THE REQUEST:
Select, from the data, each line where "than" occurs.

# start of RAW DATA

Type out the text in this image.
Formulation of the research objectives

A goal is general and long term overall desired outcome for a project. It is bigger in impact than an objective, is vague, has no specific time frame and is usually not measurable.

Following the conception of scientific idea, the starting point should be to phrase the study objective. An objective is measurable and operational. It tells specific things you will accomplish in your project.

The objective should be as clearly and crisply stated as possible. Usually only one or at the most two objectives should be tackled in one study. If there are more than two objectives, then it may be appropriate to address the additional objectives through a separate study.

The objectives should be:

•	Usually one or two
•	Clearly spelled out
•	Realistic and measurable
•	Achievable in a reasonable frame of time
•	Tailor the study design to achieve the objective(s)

# end of RAW DATA
# start of RAW DATA

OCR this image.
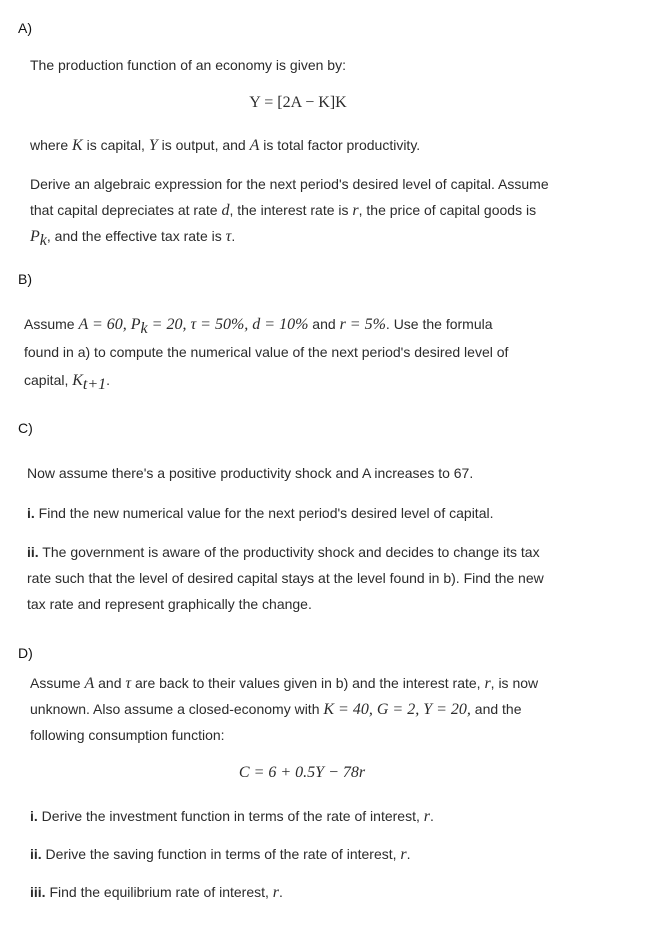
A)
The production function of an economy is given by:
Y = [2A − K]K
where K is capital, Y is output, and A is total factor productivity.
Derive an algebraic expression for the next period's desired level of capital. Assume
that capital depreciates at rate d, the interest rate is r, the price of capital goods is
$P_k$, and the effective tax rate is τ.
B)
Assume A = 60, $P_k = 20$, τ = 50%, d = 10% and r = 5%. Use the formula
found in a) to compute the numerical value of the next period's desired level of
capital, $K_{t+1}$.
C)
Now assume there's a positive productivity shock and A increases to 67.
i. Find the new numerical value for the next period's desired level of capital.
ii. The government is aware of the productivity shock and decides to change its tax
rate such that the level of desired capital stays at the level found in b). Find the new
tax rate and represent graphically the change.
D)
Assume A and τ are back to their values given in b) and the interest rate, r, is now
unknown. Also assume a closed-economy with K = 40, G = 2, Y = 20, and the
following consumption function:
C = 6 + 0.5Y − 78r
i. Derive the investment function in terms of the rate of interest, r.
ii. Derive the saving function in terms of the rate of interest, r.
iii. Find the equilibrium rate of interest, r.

# end of RAW DATA

SOLVED EXERCISE:
A goal is general and long term overall desired outcome for a project. It is bigger in impact than an objective, is vague, has no specific time frame and is usually not measurable.
The objective should be as clearly and crisply stated as possible. Usually only one or at the most two objectives should be tackled in one study. If there are more than two objectives, then it may be appropriate to address the additional objectives through a separate study.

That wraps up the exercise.